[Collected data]
··········

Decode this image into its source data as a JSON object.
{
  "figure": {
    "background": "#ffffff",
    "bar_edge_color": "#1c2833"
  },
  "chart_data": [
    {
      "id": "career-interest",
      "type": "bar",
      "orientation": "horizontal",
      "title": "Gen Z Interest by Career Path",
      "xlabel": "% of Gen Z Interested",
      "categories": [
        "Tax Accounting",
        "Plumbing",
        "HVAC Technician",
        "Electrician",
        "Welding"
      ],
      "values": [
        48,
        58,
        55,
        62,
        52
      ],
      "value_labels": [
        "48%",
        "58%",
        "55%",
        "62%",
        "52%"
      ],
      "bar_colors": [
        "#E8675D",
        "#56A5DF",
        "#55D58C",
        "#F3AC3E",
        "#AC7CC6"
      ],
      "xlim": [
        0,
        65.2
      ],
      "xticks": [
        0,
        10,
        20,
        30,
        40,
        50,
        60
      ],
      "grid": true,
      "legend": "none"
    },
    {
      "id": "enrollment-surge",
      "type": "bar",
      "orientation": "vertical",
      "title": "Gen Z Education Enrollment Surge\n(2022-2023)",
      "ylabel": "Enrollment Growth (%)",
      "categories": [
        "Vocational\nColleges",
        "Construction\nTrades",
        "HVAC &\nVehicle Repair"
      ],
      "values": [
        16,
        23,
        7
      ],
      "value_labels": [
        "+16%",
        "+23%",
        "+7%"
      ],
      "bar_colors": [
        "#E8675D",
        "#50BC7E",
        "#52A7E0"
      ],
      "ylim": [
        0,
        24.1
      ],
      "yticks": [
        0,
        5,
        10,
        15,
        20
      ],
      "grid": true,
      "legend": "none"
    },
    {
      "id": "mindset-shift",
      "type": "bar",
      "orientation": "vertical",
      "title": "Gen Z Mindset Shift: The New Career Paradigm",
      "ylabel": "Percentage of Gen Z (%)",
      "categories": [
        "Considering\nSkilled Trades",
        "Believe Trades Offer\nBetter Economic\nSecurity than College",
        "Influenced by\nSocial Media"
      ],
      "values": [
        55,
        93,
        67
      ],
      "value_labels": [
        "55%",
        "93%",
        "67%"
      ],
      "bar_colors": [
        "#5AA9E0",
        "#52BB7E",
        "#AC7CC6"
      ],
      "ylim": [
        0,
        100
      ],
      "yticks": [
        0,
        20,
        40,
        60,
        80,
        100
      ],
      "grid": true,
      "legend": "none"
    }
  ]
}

··········

● PROBLEM DETAILS:
Which lines contain "title"? Copy each of them out.

● ANSWER FOR THIS EXERCISE:
      "title": "Gen Z Interest by Career Path",
      "title": "Gen Z Education Enrollment Surge\n(2022-2023)",
      "title": "Gen Z Mindset Shift: The New Career Paradigm",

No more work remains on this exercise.